What needs to be done: Which lines hold the word "page"? Copy each one.

###

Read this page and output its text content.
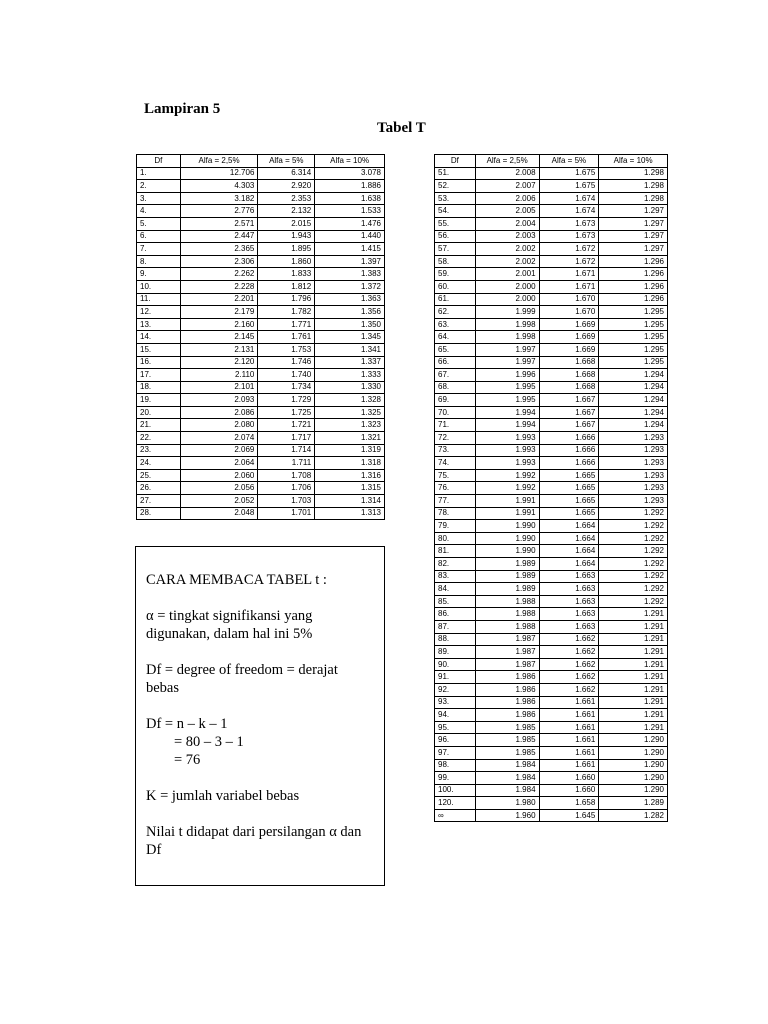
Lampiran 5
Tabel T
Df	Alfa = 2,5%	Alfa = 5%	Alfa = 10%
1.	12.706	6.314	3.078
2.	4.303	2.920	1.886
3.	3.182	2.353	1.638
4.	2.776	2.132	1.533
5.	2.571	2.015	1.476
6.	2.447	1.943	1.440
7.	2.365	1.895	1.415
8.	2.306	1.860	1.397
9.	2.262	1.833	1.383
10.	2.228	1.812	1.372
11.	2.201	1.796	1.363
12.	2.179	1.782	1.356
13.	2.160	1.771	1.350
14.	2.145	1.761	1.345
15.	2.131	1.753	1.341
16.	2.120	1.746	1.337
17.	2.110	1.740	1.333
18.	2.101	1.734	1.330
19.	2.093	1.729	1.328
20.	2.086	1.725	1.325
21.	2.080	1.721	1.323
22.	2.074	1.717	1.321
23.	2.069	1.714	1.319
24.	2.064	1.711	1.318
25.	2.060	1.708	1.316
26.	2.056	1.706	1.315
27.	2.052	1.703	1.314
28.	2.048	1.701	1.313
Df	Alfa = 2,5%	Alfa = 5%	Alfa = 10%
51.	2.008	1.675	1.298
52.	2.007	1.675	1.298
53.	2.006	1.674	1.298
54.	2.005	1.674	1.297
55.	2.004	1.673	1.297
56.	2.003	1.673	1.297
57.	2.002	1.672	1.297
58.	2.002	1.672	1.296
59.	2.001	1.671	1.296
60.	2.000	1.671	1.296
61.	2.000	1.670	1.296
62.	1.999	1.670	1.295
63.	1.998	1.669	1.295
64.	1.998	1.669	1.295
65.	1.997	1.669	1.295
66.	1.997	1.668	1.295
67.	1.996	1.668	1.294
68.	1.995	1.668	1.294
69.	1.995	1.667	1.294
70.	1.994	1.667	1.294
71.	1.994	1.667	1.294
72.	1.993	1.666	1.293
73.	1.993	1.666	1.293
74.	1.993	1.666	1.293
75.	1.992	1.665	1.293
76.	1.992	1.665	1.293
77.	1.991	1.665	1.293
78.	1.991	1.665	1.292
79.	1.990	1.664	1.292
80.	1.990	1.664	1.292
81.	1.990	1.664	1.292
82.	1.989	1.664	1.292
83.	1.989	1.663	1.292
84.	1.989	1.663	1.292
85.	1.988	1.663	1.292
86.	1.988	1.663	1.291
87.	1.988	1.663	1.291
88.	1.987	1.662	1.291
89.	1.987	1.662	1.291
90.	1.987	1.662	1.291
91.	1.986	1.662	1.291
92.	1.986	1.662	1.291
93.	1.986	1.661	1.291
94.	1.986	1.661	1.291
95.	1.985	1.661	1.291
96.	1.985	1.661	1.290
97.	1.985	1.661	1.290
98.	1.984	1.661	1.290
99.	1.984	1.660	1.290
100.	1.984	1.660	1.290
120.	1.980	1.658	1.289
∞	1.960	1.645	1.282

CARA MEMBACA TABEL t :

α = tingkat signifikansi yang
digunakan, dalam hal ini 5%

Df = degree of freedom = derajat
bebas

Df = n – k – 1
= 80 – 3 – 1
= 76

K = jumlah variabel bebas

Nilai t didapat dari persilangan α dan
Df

###

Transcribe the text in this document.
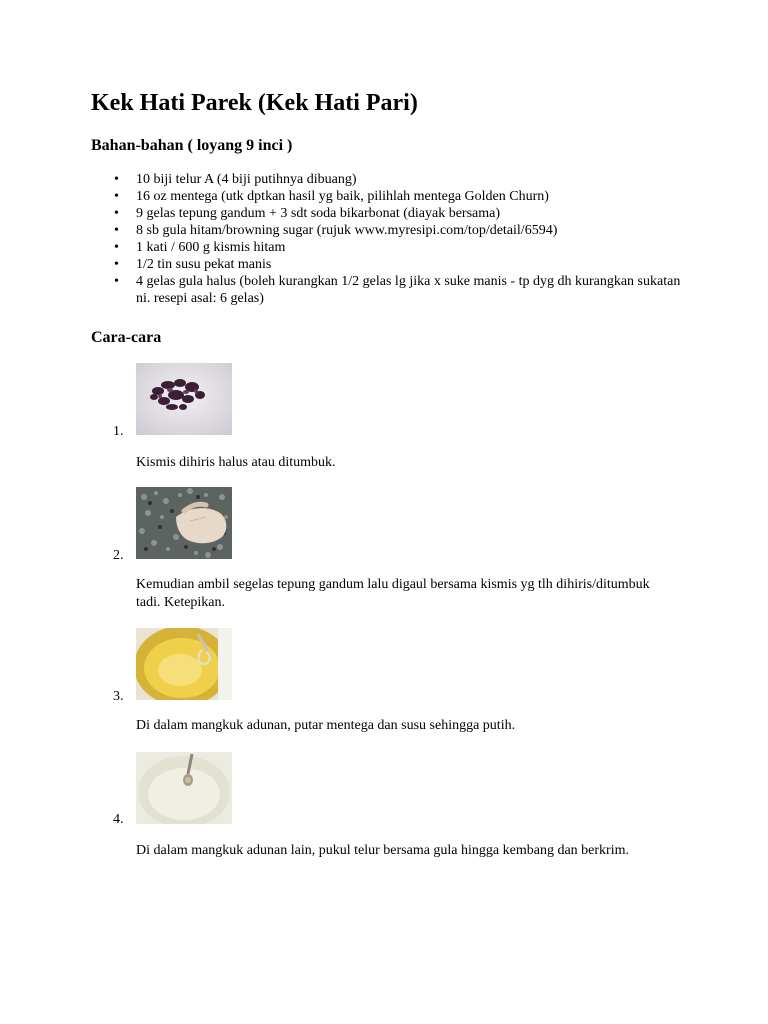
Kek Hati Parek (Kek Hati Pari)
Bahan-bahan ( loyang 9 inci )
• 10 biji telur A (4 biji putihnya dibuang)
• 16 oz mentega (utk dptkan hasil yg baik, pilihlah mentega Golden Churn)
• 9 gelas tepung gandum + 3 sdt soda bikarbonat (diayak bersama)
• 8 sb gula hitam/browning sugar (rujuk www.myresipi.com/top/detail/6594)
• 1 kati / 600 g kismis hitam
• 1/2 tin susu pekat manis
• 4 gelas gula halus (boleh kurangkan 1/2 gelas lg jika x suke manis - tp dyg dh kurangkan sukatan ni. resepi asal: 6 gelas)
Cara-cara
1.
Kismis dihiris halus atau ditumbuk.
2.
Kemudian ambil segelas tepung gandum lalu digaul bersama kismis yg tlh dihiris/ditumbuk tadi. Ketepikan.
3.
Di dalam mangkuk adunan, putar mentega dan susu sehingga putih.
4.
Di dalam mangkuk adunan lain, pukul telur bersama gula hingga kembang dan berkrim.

###

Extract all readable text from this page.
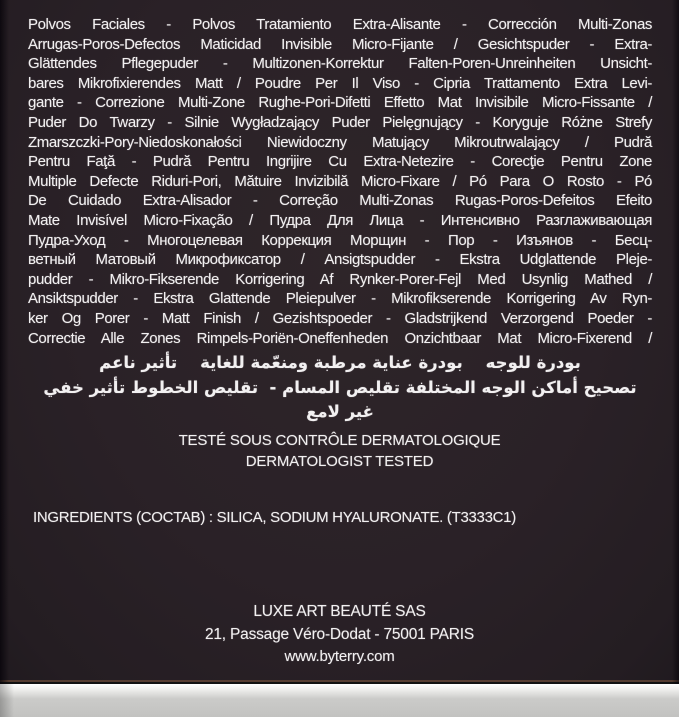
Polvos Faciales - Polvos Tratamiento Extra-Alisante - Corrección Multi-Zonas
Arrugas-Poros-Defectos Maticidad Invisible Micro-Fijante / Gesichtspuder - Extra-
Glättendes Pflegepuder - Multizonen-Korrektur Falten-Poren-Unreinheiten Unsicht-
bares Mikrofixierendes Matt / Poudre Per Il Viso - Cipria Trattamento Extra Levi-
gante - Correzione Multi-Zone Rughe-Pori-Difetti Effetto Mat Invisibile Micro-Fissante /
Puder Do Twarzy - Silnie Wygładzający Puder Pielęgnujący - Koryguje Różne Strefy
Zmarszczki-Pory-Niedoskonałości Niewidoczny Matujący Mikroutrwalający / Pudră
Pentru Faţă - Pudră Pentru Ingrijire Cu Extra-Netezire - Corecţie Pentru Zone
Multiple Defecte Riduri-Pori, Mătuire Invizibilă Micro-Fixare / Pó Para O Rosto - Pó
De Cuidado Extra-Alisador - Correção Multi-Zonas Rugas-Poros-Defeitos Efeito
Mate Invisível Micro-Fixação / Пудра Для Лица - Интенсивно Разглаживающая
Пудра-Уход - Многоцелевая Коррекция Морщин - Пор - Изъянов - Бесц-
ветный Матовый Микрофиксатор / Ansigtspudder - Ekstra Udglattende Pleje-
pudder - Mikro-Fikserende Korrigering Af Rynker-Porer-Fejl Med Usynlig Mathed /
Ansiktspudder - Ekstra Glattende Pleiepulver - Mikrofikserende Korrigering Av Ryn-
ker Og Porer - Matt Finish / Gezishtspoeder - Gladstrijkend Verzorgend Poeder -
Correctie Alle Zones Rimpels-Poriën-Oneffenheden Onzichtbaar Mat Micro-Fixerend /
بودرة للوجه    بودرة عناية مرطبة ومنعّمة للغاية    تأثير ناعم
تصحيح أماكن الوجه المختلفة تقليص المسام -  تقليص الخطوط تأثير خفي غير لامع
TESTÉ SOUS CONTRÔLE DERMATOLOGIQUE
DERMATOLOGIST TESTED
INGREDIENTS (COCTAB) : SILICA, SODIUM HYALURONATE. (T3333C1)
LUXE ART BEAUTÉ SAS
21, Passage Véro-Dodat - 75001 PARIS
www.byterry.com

###

Result of this task:
Read this page and output its text content.
Extract all readable text from this page.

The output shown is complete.